-------- SUPPLIED MATERIAL --------

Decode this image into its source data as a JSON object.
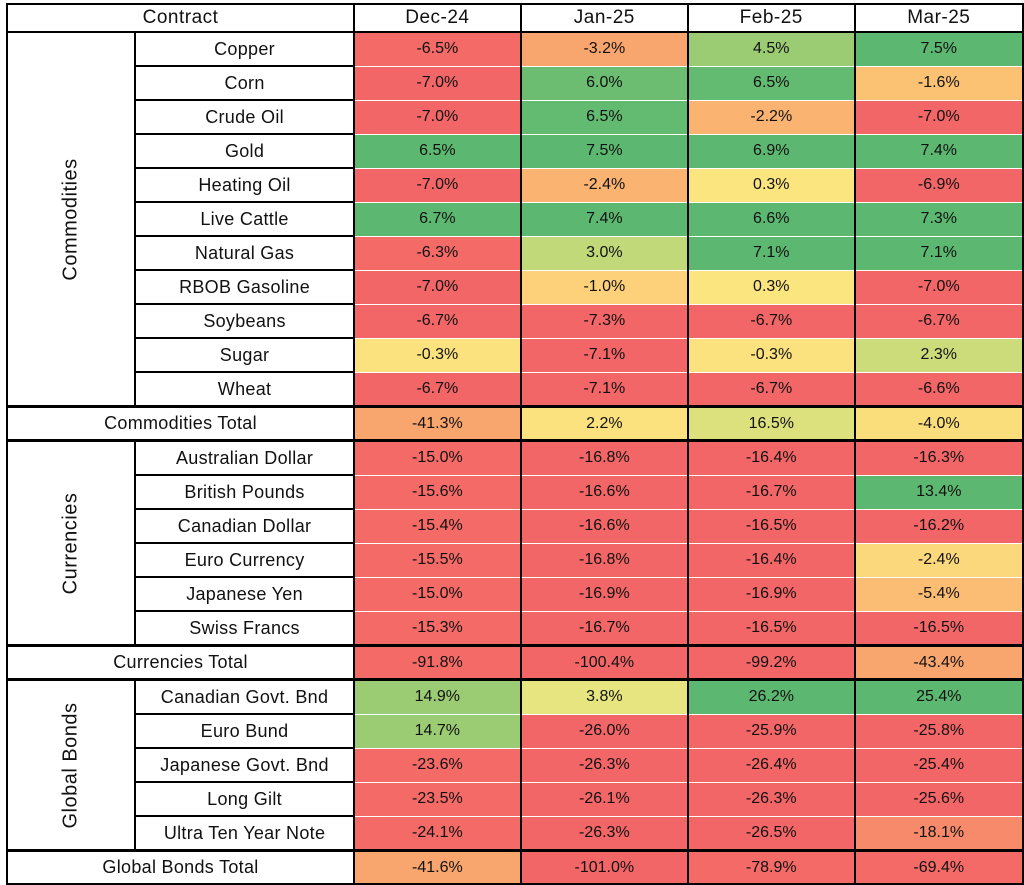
{
  "header": {
    "contract_label": "Contract",
    "months": [
      "Dec-24",
      "Jan-25",
      "Feb-25",
      "Mar-25"
    ]
  },
  "groups": [
    {
      "sector": "Commodities",
      "rows": [
        {
          "name": "Copper",
          "values": [
            "-6.5%",
            "-3.2%",
            "4.5%",
            "7.5%"
          ],
          "colors": [
            "#f36a67",
            "#f9a56e",
            "#9bcc73",
            "#5cb870"
          ]
        },
        {
          "name": "Corn",
          "values": [
            "-7.0%",
            "6.0%",
            "6.5%",
            "-1.6%"
          ],
          "colors": [
            "#f26667",
            "#6cbc72",
            "#63ba71",
            "#fbc274"
          ]
        },
        {
          "name": "Crude Oil",
          "values": [
            "-7.0%",
            "6.5%",
            "-2.2%",
            "-7.0%"
          ],
          "colors": [
            "#f26667",
            "#63ba71",
            "#fab371",
            "#f26667"
          ]
        },
        {
          "name": "Gold",
          "values": [
            "6.5%",
            "7.5%",
            "6.9%",
            "7.4%"
          ],
          "colors": [
            "#5cb870",
            "#5cb870",
            "#5cb870",
            "#5cb870"
          ]
        },
        {
          "name": "Heating Oil",
          "values": [
            "-7.0%",
            "-2.4%",
            "0.3%",
            "-6.9%"
          ],
          "colors": [
            "#f26667",
            "#fab371",
            "#fbe57e",
            "#f26667"
          ]
        },
        {
          "name": "Live Cattle",
          "values": [
            "6.7%",
            "7.4%",
            "6.6%",
            "7.3%"
          ],
          "colors": [
            "#5cb870",
            "#5cb870",
            "#5cb870",
            "#5cb870"
          ]
        },
        {
          "name": "Natural Gas",
          "values": [
            "-6.3%",
            "3.0%",
            "7.1%",
            "7.1%"
          ],
          "colors": [
            "#f36a67",
            "#c2d97a",
            "#5cb870",
            "#5cb870"
          ]
        },
        {
          "name": "RBOB Gasoline",
          "values": [
            "-7.0%",
            "-1.0%",
            "0.3%",
            "-7.0%"
          ],
          "colors": [
            "#f26667",
            "#fcd17a",
            "#fbe57e",
            "#f26667"
          ]
        },
        {
          "name": "Soybeans",
          "values": [
            "-6.7%",
            "-7.3%",
            "-6.7%",
            "-6.7%"
          ],
          "colors": [
            "#f26667",
            "#f26667",
            "#f26667",
            "#f26667"
          ]
        },
        {
          "name": "Sugar",
          "values": [
            "-0.3%",
            "-7.1%",
            "-0.3%",
            "2.3%"
          ],
          "colors": [
            "#fbe27e",
            "#f26667",
            "#fbe27e",
            "#cddc7b"
          ]
        },
        {
          "name": "Wheat",
          "values": [
            "-6.7%",
            "-7.1%",
            "-6.7%",
            "-6.6%"
          ],
          "colors": [
            "#f26667",
            "#f26667",
            "#f26667",
            "#f26667"
          ]
        }
      ],
      "total": {
        "name": "Commodities Total",
        "values": [
          "-41.3%",
          "2.2%",
          "16.5%",
          "-4.0%"
        ],
        "colors": [
          "#f9a56e",
          "#fbe27e",
          "#dde17d",
          "#fbde7c"
        ]
      }
    },
    {
      "sector": "Currencies",
      "rows": [
        {
          "name": "Australian Dollar",
          "values": [
            "-15.0%",
            "-16.8%",
            "-16.4%",
            "-16.3%"
          ],
          "colors": [
            "#f36a67",
            "#f26667",
            "#f26667",
            "#f26667"
          ]
        },
        {
          "name": "British Pounds",
          "values": [
            "-15.6%",
            "-16.6%",
            "-16.7%",
            "13.4%"
          ],
          "colors": [
            "#f36a67",
            "#f26667",
            "#f26667",
            "#5cb870"
          ]
        },
        {
          "name": "Canadian Dollar",
          "values": [
            "-15.4%",
            "-16.6%",
            "-16.5%",
            "-16.2%"
          ],
          "colors": [
            "#f36a67",
            "#f26667",
            "#f26667",
            "#f26667"
          ]
        },
        {
          "name": "Euro Currency",
          "values": [
            "-15.5%",
            "-16.8%",
            "-16.4%",
            "-2.4%"
          ],
          "colors": [
            "#f36a67",
            "#f26667",
            "#f26667",
            "#fbd87b"
          ]
        },
        {
          "name": "Japanese Yen",
          "values": [
            "-15.0%",
            "-16.9%",
            "-16.9%",
            "-5.4%"
          ],
          "colors": [
            "#f36a67",
            "#f26667",
            "#f26667",
            "#fabd73"
          ]
        },
        {
          "name": "Swiss Francs",
          "values": [
            "-15.3%",
            "-16.7%",
            "-16.5%",
            "-16.5%"
          ],
          "colors": [
            "#f36a67",
            "#f26667",
            "#f26667",
            "#f26667"
          ]
        }
      ],
      "total": {
        "name": "Currencies Total",
        "values": [
          "-91.8%",
          "-100.4%",
          "-99.2%",
          "-43.4%"
        ],
        "colors": [
          "#f36a67",
          "#f26667",
          "#f26667",
          "#f9a56e"
        ]
      }
    },
    {
      "sector": "Global Bonds",
      "rows": [
        {
          "name": "Canadian Govt. Bnd",
          "values": [
            "14.9%",
            "3.8%",
            "26.2%",
            "25.4%"
          ],
          "colors": [
            "#9bcc73",
            "#e6e57f",
            "#5cb870",
            "#5cb870"
          ]
        },
        {
          "name": "Euro Bund",
          "values": [
            "14.7%",
            "-26.0%",
            "-25.9%",
            "-25.8%"
          ],
          "colors": [
            "#9bcc73",
            "#f26667",
            "#f26667",
            "#f26667"
          ]
        },
        {
          "name": "Japanese Govt. Bnd",
          "values": [
            "-23.6%",
            "-26.3%",
            "-26.4%",
            "-25.4%"
          ],
          "colors": [
            "#f36a67",
            "#f26667",
            "#f26667",
            "#f26667"
          ]
        },
        {
          "name": "Long Gilt",
          "values": [
            "-23.5%",
            "-26.1%",
            "-26.3%",
            "-25.6%"
          ],
          "colors": [
            "#f36a67",
            "#f26667",
            "#f26667",
            "#f26667"
          ]
        },
        {
          "name": "Ultra Ten Year Note",
          "values": [
            "-24.1%",
            "-26.3%",
            "-26.5%",
            "-18.1%"
          ],
          "colors": [
            "#f36a67",
            "#f26667",
            "#f26667",
            "#f68a6b"
          ]
        }
      ],
      "total": {
        "name": "Global Bonds Total",
        "values": [
          "-41.6%",
          "-101.0%",
          "-78.9%",
          "-69.4%"
        ],
        "colors": [
          "#f9a56e",
          "#f26667",
          "#f36a67",
          "#f36a67"
        ]
      }
    }
  ]
}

--------

* [GIVEN INSTRUCTION]: From the listing above, pick out each line where the word "Dollar" appears.

* [COMPLETE RESPONSE]:
          "name": "Australian Dollar",
          "name": "Canadian Dollar",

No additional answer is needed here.